# Data provided start

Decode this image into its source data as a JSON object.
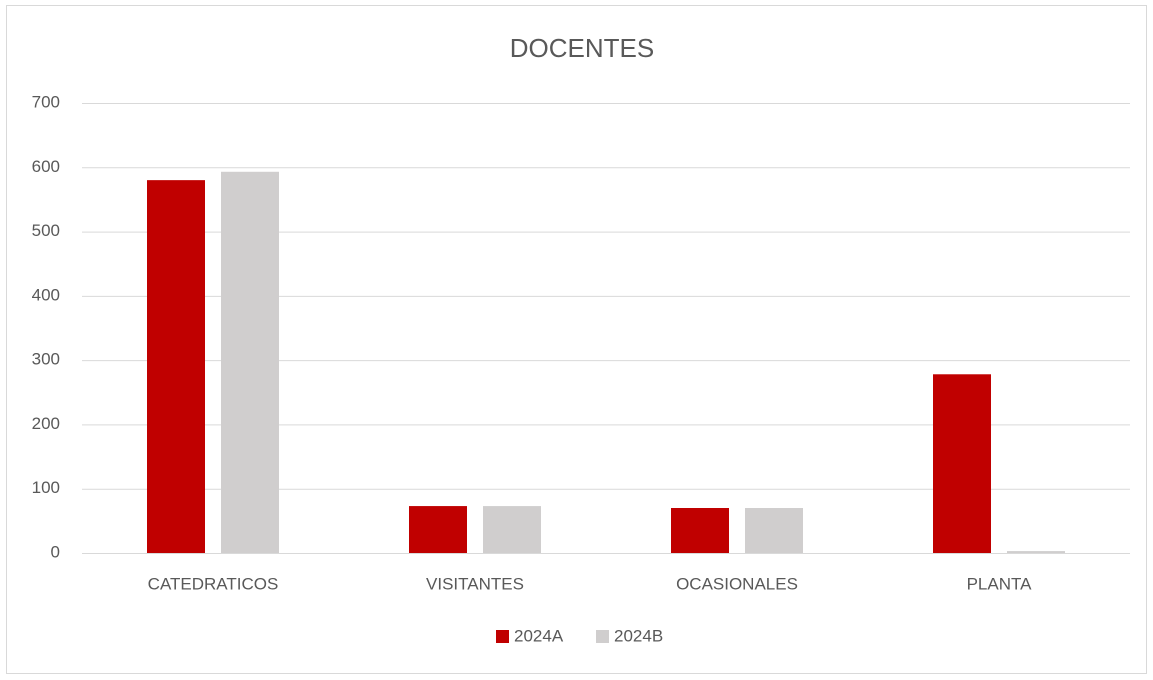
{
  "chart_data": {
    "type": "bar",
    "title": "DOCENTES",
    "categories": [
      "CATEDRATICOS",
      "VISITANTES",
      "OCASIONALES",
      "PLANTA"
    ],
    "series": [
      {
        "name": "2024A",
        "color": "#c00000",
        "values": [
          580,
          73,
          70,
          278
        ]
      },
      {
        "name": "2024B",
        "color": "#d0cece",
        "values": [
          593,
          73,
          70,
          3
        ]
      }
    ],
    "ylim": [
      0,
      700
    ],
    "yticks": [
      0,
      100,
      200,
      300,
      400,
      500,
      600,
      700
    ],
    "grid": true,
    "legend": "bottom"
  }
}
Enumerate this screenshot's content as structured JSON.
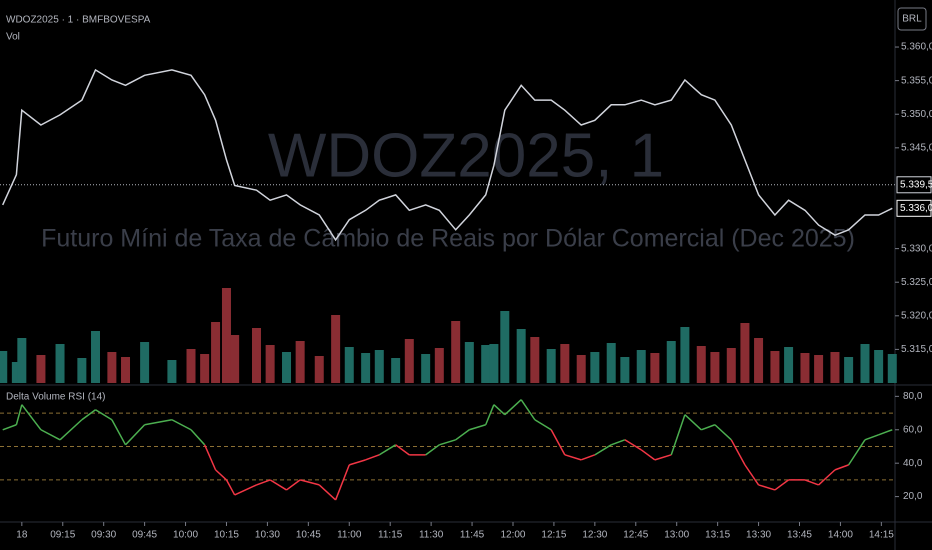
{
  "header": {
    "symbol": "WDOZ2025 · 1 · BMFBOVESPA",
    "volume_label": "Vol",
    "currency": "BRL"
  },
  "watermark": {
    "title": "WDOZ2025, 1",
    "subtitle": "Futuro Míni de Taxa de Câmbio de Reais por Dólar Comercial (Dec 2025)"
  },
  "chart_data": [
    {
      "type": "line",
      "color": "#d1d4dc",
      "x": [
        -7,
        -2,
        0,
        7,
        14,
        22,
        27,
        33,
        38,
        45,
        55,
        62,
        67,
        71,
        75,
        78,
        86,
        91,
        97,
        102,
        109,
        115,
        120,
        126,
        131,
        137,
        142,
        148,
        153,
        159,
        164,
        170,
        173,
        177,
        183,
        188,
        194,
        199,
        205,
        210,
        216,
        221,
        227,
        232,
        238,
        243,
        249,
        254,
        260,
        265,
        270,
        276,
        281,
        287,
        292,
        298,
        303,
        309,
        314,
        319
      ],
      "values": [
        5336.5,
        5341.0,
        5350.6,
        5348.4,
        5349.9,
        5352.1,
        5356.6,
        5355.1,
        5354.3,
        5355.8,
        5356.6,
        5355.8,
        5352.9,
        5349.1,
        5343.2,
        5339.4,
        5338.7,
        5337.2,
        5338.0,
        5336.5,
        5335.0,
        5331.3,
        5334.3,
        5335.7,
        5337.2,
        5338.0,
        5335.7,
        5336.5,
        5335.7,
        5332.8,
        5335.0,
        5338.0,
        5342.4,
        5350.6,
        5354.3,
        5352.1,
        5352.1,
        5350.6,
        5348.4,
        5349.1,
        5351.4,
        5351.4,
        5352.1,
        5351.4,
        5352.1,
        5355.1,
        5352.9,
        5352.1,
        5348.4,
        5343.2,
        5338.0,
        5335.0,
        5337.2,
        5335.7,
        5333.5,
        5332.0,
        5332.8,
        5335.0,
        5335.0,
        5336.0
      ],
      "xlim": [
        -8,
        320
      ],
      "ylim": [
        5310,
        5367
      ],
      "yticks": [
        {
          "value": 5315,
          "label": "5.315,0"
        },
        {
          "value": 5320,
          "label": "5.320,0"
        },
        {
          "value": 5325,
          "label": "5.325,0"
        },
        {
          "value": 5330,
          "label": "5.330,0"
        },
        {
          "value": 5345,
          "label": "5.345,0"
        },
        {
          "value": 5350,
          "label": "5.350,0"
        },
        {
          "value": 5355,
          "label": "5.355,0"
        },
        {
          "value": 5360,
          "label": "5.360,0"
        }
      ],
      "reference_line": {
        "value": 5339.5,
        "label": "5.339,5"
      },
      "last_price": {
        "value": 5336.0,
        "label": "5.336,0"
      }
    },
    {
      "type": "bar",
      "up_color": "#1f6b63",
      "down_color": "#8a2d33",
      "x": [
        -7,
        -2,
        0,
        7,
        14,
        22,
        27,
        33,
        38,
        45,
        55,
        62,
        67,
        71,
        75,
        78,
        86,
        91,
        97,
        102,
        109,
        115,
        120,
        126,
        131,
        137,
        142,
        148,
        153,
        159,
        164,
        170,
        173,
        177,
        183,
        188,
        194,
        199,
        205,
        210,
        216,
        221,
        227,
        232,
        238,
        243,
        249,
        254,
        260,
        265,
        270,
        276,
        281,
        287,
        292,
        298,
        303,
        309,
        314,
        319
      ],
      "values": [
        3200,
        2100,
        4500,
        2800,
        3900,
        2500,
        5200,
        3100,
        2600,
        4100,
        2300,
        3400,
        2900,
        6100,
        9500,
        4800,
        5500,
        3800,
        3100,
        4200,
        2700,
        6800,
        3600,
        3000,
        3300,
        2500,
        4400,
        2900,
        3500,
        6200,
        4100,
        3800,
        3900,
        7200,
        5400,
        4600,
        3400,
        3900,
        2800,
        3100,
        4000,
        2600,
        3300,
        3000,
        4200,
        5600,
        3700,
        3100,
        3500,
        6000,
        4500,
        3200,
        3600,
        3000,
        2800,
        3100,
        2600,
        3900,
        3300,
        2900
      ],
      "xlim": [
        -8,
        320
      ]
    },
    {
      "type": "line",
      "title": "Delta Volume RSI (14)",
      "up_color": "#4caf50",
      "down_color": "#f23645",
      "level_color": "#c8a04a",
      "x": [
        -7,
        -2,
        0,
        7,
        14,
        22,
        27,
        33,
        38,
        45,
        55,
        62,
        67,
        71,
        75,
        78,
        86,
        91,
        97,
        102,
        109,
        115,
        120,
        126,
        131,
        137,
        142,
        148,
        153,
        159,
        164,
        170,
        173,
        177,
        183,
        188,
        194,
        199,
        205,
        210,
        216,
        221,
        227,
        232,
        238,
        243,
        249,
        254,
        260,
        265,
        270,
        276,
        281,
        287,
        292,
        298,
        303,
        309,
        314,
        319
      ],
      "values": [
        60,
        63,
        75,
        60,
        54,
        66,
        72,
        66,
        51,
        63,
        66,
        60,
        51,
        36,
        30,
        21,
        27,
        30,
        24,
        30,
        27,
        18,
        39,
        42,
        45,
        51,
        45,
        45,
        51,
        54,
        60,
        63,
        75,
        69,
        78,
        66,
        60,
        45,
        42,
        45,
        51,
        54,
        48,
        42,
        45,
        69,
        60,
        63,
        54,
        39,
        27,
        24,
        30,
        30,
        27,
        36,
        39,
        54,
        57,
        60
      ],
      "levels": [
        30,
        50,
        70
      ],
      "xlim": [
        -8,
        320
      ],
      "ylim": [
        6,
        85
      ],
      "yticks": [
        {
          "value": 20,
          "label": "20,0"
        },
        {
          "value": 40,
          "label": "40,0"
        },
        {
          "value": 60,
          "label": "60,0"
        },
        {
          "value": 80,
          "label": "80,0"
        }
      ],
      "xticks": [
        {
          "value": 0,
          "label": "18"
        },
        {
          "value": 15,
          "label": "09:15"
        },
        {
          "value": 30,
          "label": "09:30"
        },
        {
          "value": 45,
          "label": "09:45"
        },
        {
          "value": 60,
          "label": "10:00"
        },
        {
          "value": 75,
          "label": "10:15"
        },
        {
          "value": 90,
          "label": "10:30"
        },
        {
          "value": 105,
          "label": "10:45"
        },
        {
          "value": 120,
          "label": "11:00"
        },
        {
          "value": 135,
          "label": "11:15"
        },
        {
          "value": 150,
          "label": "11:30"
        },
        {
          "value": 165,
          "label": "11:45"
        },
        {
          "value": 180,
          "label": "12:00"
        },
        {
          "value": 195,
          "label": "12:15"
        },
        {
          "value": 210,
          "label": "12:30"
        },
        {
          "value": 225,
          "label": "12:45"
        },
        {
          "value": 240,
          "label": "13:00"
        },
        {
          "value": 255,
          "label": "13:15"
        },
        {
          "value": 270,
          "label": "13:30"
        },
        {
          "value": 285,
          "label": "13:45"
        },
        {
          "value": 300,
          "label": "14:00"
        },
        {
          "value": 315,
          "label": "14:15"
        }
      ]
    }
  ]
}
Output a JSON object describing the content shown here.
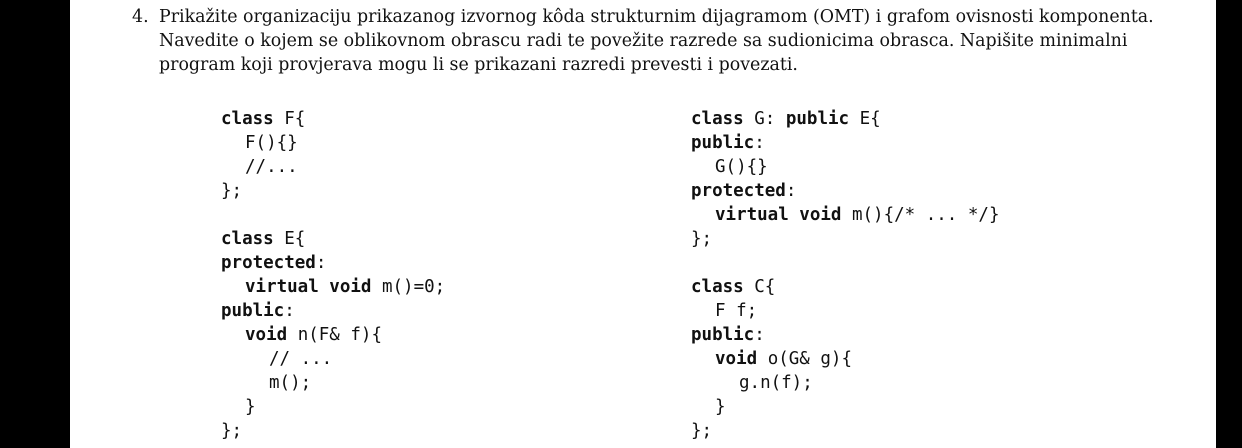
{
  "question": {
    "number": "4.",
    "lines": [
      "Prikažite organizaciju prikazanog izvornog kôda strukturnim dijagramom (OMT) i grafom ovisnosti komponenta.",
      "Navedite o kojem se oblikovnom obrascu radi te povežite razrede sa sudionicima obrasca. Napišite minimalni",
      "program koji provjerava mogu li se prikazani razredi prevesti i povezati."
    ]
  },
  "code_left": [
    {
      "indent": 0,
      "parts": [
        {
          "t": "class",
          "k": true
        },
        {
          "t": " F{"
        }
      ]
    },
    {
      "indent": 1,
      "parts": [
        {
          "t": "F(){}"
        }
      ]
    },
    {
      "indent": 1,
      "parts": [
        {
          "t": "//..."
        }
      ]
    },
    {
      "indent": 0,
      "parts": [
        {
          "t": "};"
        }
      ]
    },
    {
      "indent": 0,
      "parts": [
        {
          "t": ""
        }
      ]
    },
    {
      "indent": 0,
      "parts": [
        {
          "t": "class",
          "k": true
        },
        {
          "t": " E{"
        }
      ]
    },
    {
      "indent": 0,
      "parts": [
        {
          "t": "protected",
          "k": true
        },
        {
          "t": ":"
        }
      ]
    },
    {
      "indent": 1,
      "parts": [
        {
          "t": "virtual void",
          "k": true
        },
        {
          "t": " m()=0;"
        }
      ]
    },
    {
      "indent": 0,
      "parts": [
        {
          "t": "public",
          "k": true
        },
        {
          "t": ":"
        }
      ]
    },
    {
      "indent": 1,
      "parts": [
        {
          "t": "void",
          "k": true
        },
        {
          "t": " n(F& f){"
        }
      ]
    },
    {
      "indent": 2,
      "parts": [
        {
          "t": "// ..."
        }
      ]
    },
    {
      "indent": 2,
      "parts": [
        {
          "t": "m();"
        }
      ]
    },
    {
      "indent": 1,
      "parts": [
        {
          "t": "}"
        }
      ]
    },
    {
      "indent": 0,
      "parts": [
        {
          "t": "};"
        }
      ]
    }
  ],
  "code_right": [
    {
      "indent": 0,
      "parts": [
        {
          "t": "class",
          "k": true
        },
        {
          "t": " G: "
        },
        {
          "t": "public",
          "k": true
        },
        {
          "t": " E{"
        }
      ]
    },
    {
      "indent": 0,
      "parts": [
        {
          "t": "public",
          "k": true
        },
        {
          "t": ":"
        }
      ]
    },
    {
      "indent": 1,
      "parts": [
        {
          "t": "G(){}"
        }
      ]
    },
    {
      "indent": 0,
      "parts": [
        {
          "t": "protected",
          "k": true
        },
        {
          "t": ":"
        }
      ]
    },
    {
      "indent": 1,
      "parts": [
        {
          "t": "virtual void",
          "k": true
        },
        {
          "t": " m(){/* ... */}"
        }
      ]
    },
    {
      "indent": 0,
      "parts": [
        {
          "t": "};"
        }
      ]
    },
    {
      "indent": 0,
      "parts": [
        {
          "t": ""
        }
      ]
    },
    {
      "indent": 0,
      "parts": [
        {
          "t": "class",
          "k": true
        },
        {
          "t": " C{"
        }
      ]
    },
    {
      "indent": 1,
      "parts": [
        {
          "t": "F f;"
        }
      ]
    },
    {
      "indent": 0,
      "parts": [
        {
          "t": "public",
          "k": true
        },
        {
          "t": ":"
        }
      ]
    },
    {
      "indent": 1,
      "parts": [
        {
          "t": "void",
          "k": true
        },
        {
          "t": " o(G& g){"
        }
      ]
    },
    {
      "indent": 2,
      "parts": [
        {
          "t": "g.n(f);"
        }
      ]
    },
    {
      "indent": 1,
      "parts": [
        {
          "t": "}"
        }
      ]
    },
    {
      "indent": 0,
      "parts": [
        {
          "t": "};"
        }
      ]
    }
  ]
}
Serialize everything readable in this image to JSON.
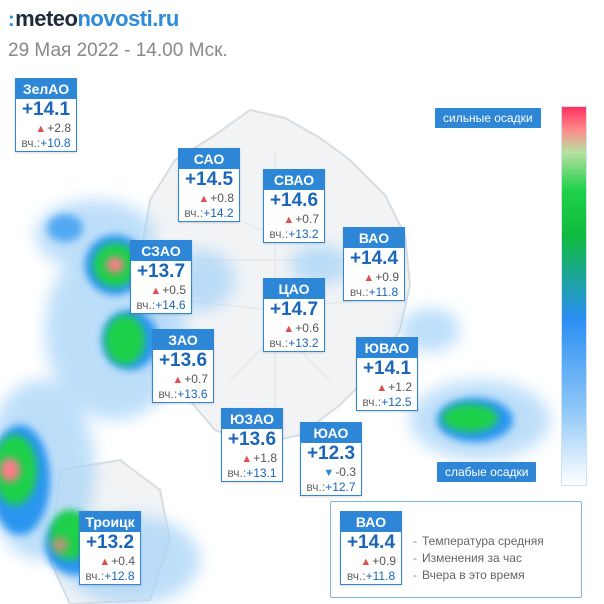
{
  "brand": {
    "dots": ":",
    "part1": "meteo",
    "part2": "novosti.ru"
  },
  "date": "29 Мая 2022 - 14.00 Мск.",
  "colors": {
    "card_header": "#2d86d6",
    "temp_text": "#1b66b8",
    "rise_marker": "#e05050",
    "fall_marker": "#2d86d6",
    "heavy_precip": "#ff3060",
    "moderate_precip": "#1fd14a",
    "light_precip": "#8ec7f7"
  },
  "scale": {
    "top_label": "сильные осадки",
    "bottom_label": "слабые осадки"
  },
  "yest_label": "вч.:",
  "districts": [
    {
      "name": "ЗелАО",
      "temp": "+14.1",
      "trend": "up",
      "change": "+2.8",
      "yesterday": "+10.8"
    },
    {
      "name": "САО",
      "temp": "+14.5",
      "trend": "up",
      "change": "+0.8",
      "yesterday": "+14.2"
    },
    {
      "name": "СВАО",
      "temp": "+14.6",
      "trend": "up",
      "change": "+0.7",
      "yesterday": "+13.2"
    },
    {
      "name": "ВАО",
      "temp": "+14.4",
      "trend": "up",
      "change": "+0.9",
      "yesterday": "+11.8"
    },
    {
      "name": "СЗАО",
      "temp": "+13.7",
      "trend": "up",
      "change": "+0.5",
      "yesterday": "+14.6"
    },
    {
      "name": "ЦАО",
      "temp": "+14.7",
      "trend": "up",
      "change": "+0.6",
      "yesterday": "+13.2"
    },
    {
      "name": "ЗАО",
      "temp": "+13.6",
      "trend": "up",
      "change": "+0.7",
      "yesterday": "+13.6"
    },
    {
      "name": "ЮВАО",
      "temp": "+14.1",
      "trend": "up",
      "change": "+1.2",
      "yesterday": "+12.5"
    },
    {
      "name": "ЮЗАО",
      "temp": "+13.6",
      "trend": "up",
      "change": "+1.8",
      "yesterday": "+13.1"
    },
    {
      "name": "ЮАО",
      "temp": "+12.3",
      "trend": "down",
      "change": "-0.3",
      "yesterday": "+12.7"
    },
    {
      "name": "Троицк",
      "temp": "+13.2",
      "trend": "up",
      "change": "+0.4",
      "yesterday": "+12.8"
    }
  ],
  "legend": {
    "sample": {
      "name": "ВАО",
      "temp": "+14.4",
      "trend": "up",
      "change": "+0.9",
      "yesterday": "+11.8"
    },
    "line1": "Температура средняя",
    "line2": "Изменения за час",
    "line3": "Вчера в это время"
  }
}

# Data provided end

Filter the entries above down to the lines containing the word "JSON".

### [Result of the task]
Decode this image into its source data as a JSON object.
Enumerate this screenshot's content as structured JSON.
Output a JSON object describing the content shown here.
Serialize everything readable in this image to JSON.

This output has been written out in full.